_Requirement_: Give only the number of lines that include the string "name".

-------- Material for this exercise

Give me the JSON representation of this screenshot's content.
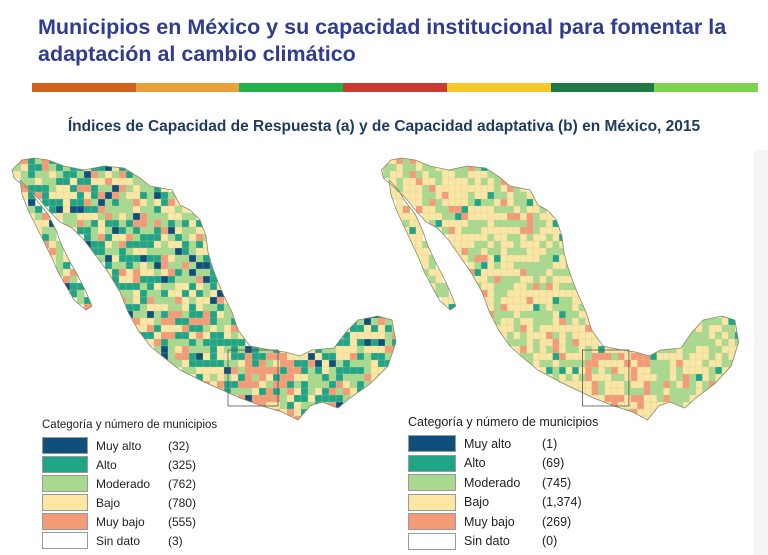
{
  "header": {
    "title_line1": "Municipios en México y su capacidad institucional para fomentar la",
    "title_line2": "adaptación al cambio climático",
    "stripe_colors": [
      "#d2611b",
      "#eaa13a",
      "#22b14c",
      "#cc3b32",
      "#f5c928",
      "#1e7a42",
      "#7dd34c"
    ]
  },
  "subtitle": "Índices de Capacidad de Respuesta (a) y de Capacidad adaptativa (b) en México, 2015",
  "palette": {
    "muy_alto": "#0e4f7c",
    "alto": "#1ea585",
    "moderado": "#a7d98f",
    "bajo": "#fbe6a4",
    "muy_bajo": "#f59a76",
    "sin_dato": "#ffffff"
  },
  "legend_a": {
    "title": "Categoría y número de municipios",
    "items": [
      {
        "label": "Muy alto",
        "count": "(32)",
        "color": "#0e4f7c"
      },
      {
        "label": "Alto",
        "count": "(325)",
        "color": "#1ea585"
      },
      {
        "label": "Moderado",
        "count": "(762)",
        "color": "#a7d98f"
      },
      {
        "label": "Bajo",
        "count": "(780)",
        "color": "#fbe6a4"
      },
      {
        "label": "Muy bajo",
        "count": "(555)",
        "color": "#f59a76"
      },
      {
        "label": "Sin dato",
        "count": "(3)",
        "color": "#ffffff"
      }
    ]
  },
  "legend_b": {
    "title": "Categoría y número de municipios",
    "items": [
      {
        "label": "Muy alto",
        "count": "(1)",
        "color": "#0e4f7c"
      },
      {
        "label": "Alto",
        "count": "(69)",
        "color": "#1ea585"
      },
      {
        "label": "Moderado",
        "count": "(745)",
        "color": "#a7d98f"
      },
      {
        "label": "Bajo",
        "count": "(1,374)",
        "color": "#fbe6a4"
      },
      {
        "label": "Muy bajo",
        "count": "(269)",
        "color": "#f59a76"
      },
      {
        "label": "Sin dato",
        "count": "(0)",
        "color": "#ffffff"
      }
    ]
  },
  "map_a": {
    "category_mix": [
      0.05,
      0.26,
      0.3,
      0.27,
      0.12
    ]
  },
  "map_b": {
    "category_mix": [
      0.0,
      0.04,
      0.38,
      0.5,
      0.08
    ]
  }
}
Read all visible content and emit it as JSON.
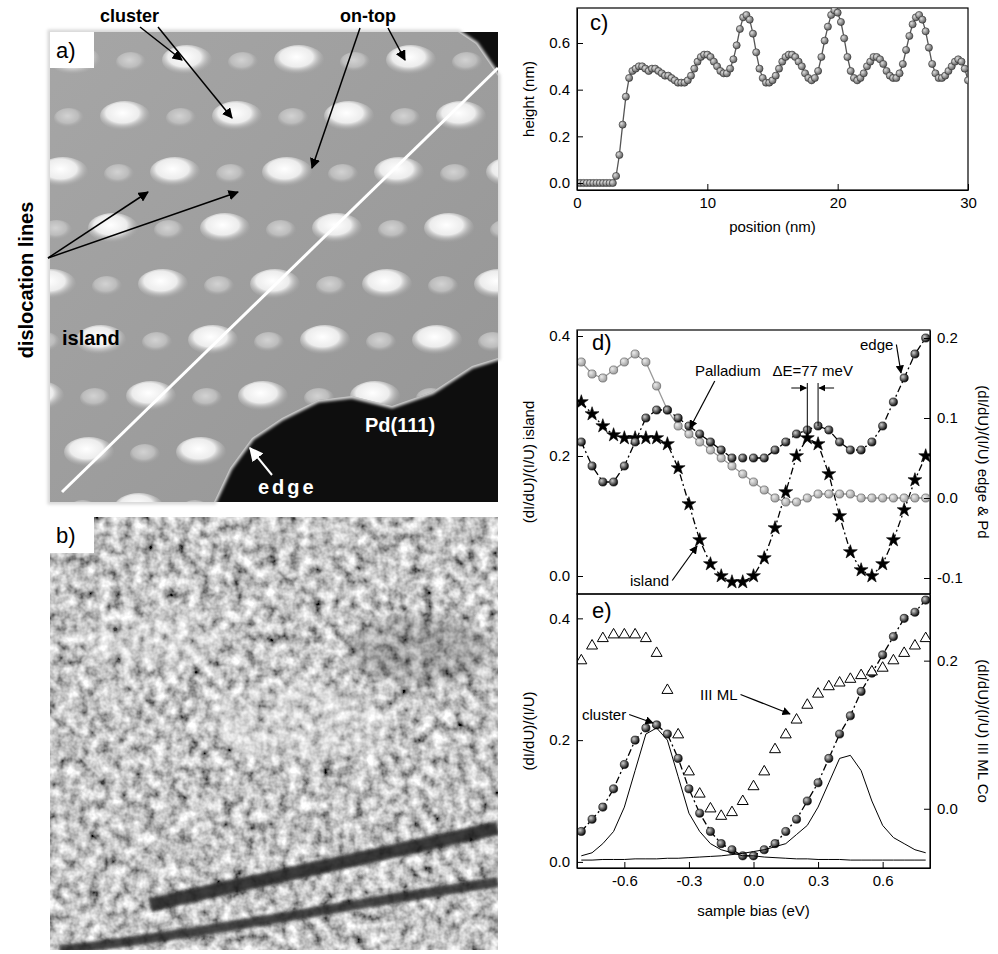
{
  "images": [
    {
      "label": "a)",
      "annotations": [
        "cluster",
        "on-top",
        "dislocation lines",
        "island",
        "Pd(111)",
        "edge"
      ]
    },
    {
      "label": "b)"
    }
  ],
  "chart_data": [
    {
      "type": "line",
      "label": "c)",
      "x": [
        0,
        0.25,
        0.5,
        0.75,
        1,
        1.25,
        1.5,
        1.75,
        2,
        2.25,
        2.5,
        2.75,
        3,
        3.25,
        3.5,
        3.75,
        4,
        4.25,
        4.5,
        4.75,
        5,
        5.25,
        5.5,
        5.75,
        6,
        6.25,
        6.5,
        6.75,
        7,
        7.25,
        7.5,
        7.75,
        8,
        8.25,
        8.5,
        8.75,
        9,
        9.25,
        9.5,
        9.75,
        10,
        10.25,
        10.5,
        10.75,
        11,
        11.25,
        11.5,
        11.75,
        12,
        12.25,
        12.5,
        12.75,
        13,
        13.25,
        13.5,
        13.75,
        14,
        14.25,
        14.5,
        14.75,
        15,
        15.25,
        15.5,
        15.75,
        16,
        16.25,
        16.5,
        16.75,
        17,
        17.25,
        17.5,
        17.75,
        18,
        18.25,
        18.5,
        18.75,
        19,
        19.25,
        19.5,
        19.75,
        20,
        20.25,
        20.5,
        20.75,
        21,
        21.25,
        21.5,
        21.75,
        22,
        22.25,
        22.5,
        22.75,
        23,
        23.25,
        23.5,
        23.75,
        24,
        24.25,
        24.5,
        24.75,
        25,
        25.25,
        25.5,
        25.75,
        26,
        26.25,
        26.5,
        26.75,
        27,
        27.25,
        27.5,
        27.75,
        28,
        28.25,
        28.5,
        28.75,
        29,
        29.25,
        29.5,
        29.75,
        30
      ],
      "series": [
        {
          "color": "#555555",
          "marker": "circle",
          "line_style": "solid",
          "values": [
            0,
            0,
            0,
            0,
            0,
            0,
            0,
            0,
            0,
            0,
            0,
            0,
            0.03,
            0.12,
            0.25,
            0.37,
            0.45,
            0.48,
            0.49,
            0.5,
            0.5,
            0.49,
            0.48,
            0.49,
            0.49,
            0.48,
            0.47,
            0.46,
            0.46,
            0.45,
            0.44,
            0.43,
            0.43,
            0.43,
            0.44,
            0.46,
            0.49,
            0.52,
            0.54,
            0.55,
            0.55,
            0.54,
            0.52,
            0.5,
            0.48,
            0.47,
            0.47,
            0.49,
            0.53,
            0.59,
            0.66,
            0.71,
            0.72,
            0.7,
            0.64,
            0.56,
            0.49,
            0.45,
            0.43,
            0.43,
            0.44,
            0.46,
            0.49,
            0.52,
            0.54,
            0.55,
            0.55,
            0.54,
            0.52,
            0.5,
            0.47,
            0.45,
            0.44,
            0.45,
            0.48,
            0.54,
            0.61,
            0.67,
            0.72,
            0.74,
            0.73,
            0.69,
            0.62,
            0.54,
            0.48,
            0.45,
            0.44,
            0.45,
            0.47,
            0.5,
            0.52,
            0.54,
            0.54,
            0.53,
            0.51,
            0.48,
            0.46,
            0.45,
            0.45,
            0.47,
            0.51,
            0.57,
            0.63,
            0.68,
            0.71,
            0.72,
            0.7,
            0.65,
            0.58,
            0.51,
            0.47,
            0.45,
            0.45,
            0.46,
            0.48,
            0.5,
            0.52,
            0.53,
            0.52,
            0.49,
            0.44
          ]
        }
      ],
      "xlim": [
        0,
        30
      ],
      "ylim": [
        -0.03,
        0.75
      ],
      "xticks": [
        0,
        10,
        20,
        30
      ],
      "yticks": [
        {
          "value": 0,
          "label": "0.0"
        },
        0.2,
        0.4,
        0.6
      ],
      "x_label": "position (nm)",
      "y_label": "height (nm)"
    },
    {
      "type": "line",
      "label": "d)",
      "x": [
        -0.8,
        -0.75,
        -0.7,
        -0.65,
        -0.6,
        -0.55,
        -0.5,
        -0.45,
        -0.4,
        -0.35,
        -0.3,
        -0.25,
        -0.2,
        -0.15,
        -0.1,
        -0.05,
        0,
        0.05,
        0.1,
        0.15,
        0.2,
        0.25,
        0.3,
        0.35,
        0.4,
        0.45,
        0.5,
        0.55,
        0.6,
        0.65,
        0.7,
        0.75,
        0.8
      ],
      "series": [
        {
          "name": "island",
          "color": "#000000",
          "marker": "star",
          "line_style": "dashdot",
          "values": [
            0.29,
            0.27,
            0.25,
            0.235,
            0.23,
            0.23,
            0.23,
            0.23,
            0.22,
            0.18,
            0.12,
            0.06,
            0.02,
            0,
            -0.01,
            -0.01,
            0,
            0.03,
            0.08,
            0.14,
            0.2,
            0.23,
            0.22,
            0.17,
            0.1,
            0.04,
            0.01,
            0,
            0.02,
            0.06,
            0.11,
            0.16,
            0.2
          ]
        },
        {
          "name": "Palladium",
          "color": "#999999",
          "marker": "circle",
          "line_style": "solid",
          "axis": "y2",
          "values": [
            0.17,
            0.155,
            0.15,
            0.16,
            0.17,
            0.18,
            0.17,
            0.14,
            0.11,
            0.09,
            0.08,
            0.07,
            0.06,
            0.05,
            0.04,
            0.03,
            0.02,
            0.01,
            0,
            -0.005,
            -0.005,
            0,
            0.005,
            0.005,
            0.005,
            0.005,
            0,
            0,
            0,
            0,
            0,
            0,
            0
          ]
        },
        {
          "name": "edge",
          "color": "#000000",
          "marker": "circle",
          "line_style": "dashdot",
          "axis": "y2",
          "values": [
            0.07,
            0.04,
            0.02,
            0.02,
            0.04,
            0.07,
            0.1,
            0.11,
            0.11,
            0.1,
            0.09,
            0.08,
            0.07,
            0.06,
            0.05,
            0.05,
            0.05,
            0.05,
            0.06,
            0.07,
            0.08,
            0.085,
            0.09,
            0.085,
            0.07,
            0.06,
            0.06,
            0.07,
            0.09,
            0.12,
            0.15,
            0.18,
            0.2
          ]
        }
      ],
      "xlim": [
        -0.82,
        0.82
      ],
      "ylim": [
        -0.03,
        0.41
      ],
      "yticks": [
        {
          "value": 0,
          "label": "0.0"
        },
        0.2,
        0.4
      ],
      "y2lim": [
        -0.12,
        0.21
      ],
      "y2ticks": [
        -0.1,
        {
          "value": 0,
          "label": "0.0"
        },
        0.1,
        0.2
      ],
      "y_label": "(dI/dU)/(I/U) island",
      "y2_label": "(dI/dU)/(I/U) edge & Pd",
      "annotations": [
        "ΔE=77 meV"
      ]
    },
    {
      "type": "line",
      "label": "e)",
      "x": [
        -0.8,
        -0.75,
        -0.7,
        -0.65,
        -0.6,
        -0.55,
        -0.5,
        -0.45,
        -0.4,
        -0.35,
        -0.3,
        -0.25,
        -0.2,
        -0.15,
        -0.1,
        -0.05,
        0,
        0.05,
        0.1,
        0.15,
        0.2,
        0.25,
        0.3,
        0.35,
        0.4,
        0.45,
        0.5,
        0.55,
        0.6,
        0.65,
        0.7,
        0.75,
        0.8
      ],
      "series": [
        {
          "name": "cluster",
          "color": "#000000",
          "marker": "circle",
          "line_style": "dashdot",
          "values": [
            0.05,
            0.07,
            0.09,
            0.12,
            0.16,
            0.2,
            0.22,
            0.225,
            0.21,
            0.17,
            0.12,
            0.08,
            0.05,
            0.03,
            0.02,
            0.01,
            0.01,
            0.02,
            0.03,
            0.05,
            0.07,
            0.1,
            0.13,
            0.17,
            0.21,
            0.24,
            0.28,
            0.31,
            0.34,
            0.37,
            0.4,
            0.41,
            0.43
          ]
        },
        {
          "name": "III ML",
          "color": "#000000",
          "marker": "triangle-open",
          "line_style": "none",
          "axis": "y2",
          "values": [
            0.2,
            0.22,
            0.23,
            0.235,
            0.235,
            0.235,
            0.23,
            0.21,
            0.16,
            0.1,
            0.05,
            0.02,
            0,
            -0.01,
            -0.005,
            0.01,
            0.03,
            0.05,
            0.08,
            0.1,
            0.12,
            0.14,
            0.155,
            0.165,
            0.17,
            0.175,
            0.18,
            0.185,
            0.19,
            0.2,
            0.21,
            0.22,
            0.23
          ]
        },
        {
          "color": "#000000",
          "marker": "none",
          "line_style": "solid",
          "values": [
            0.01,
            0.015,
            0.03,
            0.05,
            0.09,
            0.15,
            0.21,
            0.22,
            0.2,
            0.14,
            0.08,
            0.05,
            0.03,
            0.02,
            0.015,
            0.01,
            0.01,
            0.008,
            0.007,
            0.006,
            0.005,
            0.005,
            0.004,
            0.004,
            0.004,
            0.003,
            0.003,
            0.003,
            0.003,
            0.003,
            0.003,
            0.003,
            0.003
          ]
        },
        {
          "color": "#000000",
          "marker": "none",
          "line_style": "solid",
          "values": [
            0.003,
            0.003,
            0.004,
            0.004,
            0.004,
            0.005,
            0.005,
            0.005,
            0.006,
            0.006,
            0.007,
            0.008,
            0.009,
            0.01,
            0.012,
            0.014,
            0.017,
            0.02,
            0.025,
            0.03,
            0.045,
            0.06,
            0.09,
            0.13,
            0.17,
            0.175,
            0.15,
            0.1,
            0.06,
            0.04,
            0.03,
            0.02,
            0.015
          ]
        }
      ],
      "xlim": [
        -0.82,
        0.82
      ],
      "xticks": [
        -0.6,
        -0.3,
        {
          "value": 0,
          "label": "0.0"
        },
        0.3,
        0.6
      ],
      "ylim": [
        -0.01,
        0.44
      ],
      "yticks": [
        {
          "value": 0,
          "label": "0.0"
        },
        0.2,
        0.4
      ],
      "y2lim": [
        -0.08,
        0.29
      ],
      "y2ticks": [
        {
          "value": 0,
          "label": "0.0"
        },
        0.2
      ],
      "x_label": "sample bias (eV)",
      "y_label": "(dI/dU)/(I/U)",
      "y2_label": "(dI/dU)/(I/U) III ML Co"
    }
  ]
}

----------------

_Result of the task_: 5